** start of Input **

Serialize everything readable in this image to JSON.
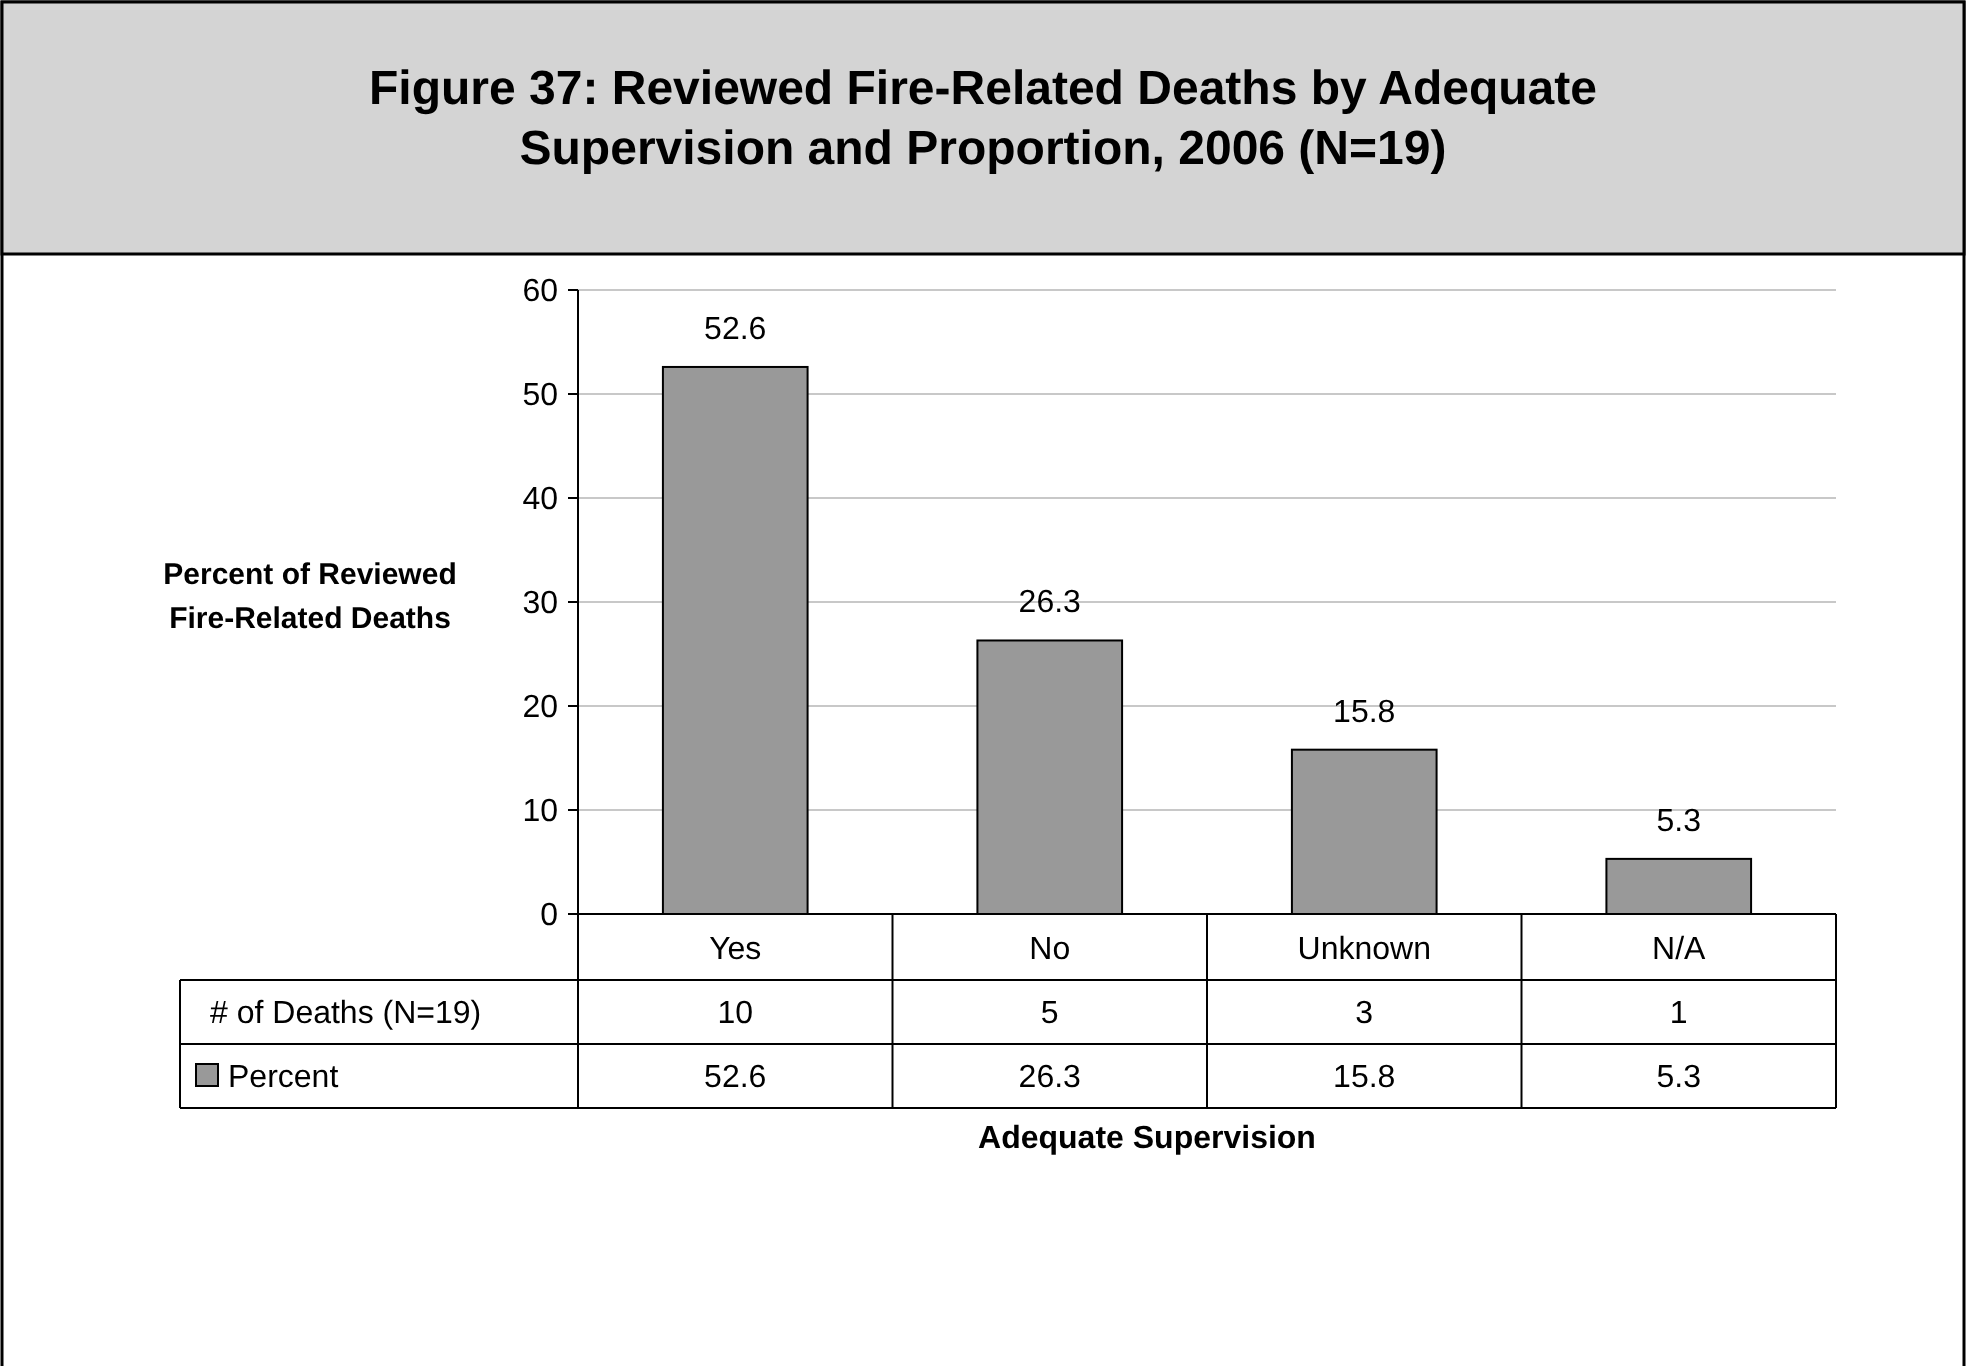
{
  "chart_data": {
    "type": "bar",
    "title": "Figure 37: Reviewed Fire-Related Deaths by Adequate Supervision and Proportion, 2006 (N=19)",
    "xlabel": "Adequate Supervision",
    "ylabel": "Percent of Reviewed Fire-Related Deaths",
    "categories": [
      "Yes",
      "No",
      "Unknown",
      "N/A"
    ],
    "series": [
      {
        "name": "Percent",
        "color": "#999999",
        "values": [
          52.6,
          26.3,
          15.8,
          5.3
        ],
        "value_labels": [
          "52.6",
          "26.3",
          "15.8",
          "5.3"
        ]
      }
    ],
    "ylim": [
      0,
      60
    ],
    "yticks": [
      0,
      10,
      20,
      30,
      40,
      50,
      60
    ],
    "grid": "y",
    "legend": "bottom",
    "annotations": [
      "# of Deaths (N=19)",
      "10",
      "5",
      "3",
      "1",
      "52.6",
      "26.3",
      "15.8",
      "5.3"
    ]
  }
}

** end of Input **
** start of Input **

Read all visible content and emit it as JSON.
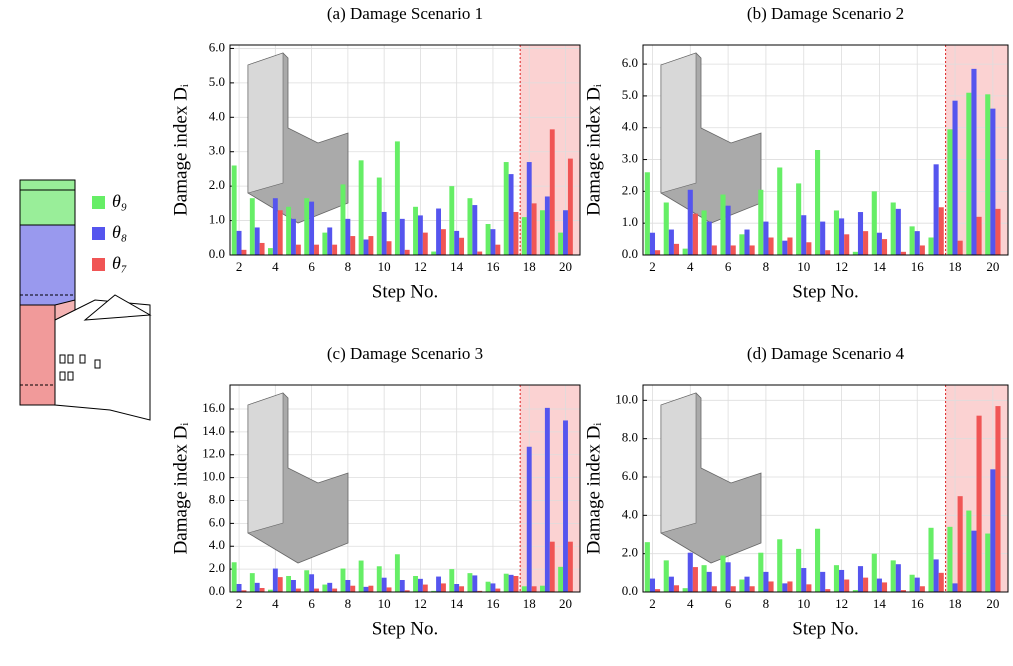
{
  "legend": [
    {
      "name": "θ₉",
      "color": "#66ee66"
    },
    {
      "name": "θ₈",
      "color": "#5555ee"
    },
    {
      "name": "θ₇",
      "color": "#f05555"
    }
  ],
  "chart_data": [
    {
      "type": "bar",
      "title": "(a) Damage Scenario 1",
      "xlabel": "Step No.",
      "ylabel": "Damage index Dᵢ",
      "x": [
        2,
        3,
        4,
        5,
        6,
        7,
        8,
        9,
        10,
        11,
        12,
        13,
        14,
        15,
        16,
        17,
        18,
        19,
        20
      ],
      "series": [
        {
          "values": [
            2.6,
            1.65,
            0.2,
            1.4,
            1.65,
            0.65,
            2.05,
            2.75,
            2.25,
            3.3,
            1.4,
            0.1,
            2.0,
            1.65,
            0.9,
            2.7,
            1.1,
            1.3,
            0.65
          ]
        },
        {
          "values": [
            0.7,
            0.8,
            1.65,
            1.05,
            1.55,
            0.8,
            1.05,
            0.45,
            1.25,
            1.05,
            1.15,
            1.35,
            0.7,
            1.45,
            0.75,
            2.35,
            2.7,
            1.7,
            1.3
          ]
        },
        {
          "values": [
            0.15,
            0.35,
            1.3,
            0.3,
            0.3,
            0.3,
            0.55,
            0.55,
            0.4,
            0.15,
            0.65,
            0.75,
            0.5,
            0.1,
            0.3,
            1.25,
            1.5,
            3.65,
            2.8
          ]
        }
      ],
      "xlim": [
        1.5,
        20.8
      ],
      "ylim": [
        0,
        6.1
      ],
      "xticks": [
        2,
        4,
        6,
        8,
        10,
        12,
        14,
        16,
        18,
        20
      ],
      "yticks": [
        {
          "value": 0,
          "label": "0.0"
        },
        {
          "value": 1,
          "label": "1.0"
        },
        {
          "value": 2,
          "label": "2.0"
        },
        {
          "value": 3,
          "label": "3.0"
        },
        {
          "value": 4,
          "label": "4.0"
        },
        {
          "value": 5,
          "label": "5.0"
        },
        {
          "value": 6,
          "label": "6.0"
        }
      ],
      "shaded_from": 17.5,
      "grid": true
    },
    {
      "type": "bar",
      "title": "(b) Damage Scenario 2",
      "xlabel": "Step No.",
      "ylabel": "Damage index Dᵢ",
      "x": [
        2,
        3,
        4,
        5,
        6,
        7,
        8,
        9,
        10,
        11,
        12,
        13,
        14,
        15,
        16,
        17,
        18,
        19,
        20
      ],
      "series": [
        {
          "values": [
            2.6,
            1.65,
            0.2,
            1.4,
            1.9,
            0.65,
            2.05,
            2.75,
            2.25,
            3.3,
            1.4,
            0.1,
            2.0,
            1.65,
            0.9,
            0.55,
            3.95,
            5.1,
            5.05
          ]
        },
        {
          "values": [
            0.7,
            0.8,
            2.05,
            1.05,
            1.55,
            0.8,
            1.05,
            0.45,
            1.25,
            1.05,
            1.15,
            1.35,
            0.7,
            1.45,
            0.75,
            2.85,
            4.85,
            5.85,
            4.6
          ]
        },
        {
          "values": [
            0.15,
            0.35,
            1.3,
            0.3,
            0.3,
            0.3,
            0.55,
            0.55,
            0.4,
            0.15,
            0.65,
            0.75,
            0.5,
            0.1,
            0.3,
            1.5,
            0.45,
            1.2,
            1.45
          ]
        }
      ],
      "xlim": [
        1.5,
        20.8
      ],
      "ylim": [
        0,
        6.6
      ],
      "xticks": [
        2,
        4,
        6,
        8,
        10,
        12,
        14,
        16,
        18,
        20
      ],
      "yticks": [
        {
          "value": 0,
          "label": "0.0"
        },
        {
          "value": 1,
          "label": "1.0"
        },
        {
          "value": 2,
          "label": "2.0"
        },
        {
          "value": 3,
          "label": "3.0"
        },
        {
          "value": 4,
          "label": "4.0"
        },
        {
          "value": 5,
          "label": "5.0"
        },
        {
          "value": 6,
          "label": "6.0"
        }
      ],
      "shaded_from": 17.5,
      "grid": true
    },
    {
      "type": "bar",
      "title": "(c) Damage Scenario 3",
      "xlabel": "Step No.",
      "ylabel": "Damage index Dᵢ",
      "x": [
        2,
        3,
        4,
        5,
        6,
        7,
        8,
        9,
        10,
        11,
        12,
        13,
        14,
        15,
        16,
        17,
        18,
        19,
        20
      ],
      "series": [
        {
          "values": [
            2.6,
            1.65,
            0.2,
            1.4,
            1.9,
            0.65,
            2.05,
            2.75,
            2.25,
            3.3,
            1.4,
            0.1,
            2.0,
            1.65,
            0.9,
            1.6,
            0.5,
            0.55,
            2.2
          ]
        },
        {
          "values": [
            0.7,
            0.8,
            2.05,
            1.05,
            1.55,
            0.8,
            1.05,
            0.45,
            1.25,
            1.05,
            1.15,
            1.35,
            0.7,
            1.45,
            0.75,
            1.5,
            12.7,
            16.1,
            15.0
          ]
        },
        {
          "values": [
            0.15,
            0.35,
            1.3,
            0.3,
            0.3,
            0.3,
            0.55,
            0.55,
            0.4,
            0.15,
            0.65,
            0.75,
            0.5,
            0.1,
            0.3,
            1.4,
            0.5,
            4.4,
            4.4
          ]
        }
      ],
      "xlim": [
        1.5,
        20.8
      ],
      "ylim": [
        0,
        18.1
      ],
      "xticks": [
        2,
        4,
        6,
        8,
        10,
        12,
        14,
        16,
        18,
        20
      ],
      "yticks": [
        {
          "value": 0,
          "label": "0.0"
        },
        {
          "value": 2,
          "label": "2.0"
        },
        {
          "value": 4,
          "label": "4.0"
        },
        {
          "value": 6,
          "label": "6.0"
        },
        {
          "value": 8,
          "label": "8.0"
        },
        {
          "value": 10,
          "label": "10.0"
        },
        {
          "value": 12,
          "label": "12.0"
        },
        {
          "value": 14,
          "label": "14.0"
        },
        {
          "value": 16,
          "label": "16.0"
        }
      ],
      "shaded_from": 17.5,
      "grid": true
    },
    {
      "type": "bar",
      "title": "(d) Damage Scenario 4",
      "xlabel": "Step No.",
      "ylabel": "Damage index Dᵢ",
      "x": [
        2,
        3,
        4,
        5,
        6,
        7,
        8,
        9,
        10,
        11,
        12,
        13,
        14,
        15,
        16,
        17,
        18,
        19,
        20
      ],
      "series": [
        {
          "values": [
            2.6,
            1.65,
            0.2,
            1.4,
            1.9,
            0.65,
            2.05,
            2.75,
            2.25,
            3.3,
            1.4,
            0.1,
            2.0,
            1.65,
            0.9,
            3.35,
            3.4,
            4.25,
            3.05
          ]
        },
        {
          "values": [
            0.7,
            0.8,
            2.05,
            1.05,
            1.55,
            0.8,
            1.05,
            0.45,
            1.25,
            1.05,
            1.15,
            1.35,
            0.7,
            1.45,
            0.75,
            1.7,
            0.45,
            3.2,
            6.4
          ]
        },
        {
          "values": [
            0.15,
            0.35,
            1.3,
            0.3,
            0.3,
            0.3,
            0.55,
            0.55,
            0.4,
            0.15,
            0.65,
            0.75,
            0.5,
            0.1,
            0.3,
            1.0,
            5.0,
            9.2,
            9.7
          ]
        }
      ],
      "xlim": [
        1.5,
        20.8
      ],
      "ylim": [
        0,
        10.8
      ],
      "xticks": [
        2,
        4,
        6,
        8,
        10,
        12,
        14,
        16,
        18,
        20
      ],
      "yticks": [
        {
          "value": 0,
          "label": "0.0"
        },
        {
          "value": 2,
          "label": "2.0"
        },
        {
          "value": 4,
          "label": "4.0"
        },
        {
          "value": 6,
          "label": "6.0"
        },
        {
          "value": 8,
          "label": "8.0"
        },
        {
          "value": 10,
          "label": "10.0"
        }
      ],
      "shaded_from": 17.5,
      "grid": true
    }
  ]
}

** end of Input **

Task brief: Look for "Deaths" and pull out every line that has it.

Response to this task:
    "title": "Figure 37: Reviewed Fire-Related Deaths by Adequate Supervision and Proportion, 2006 (N=19)",
    "ylabel": "Percent of Reviewed Fire-Related Deaths",
      "# of Deaths (N=19)",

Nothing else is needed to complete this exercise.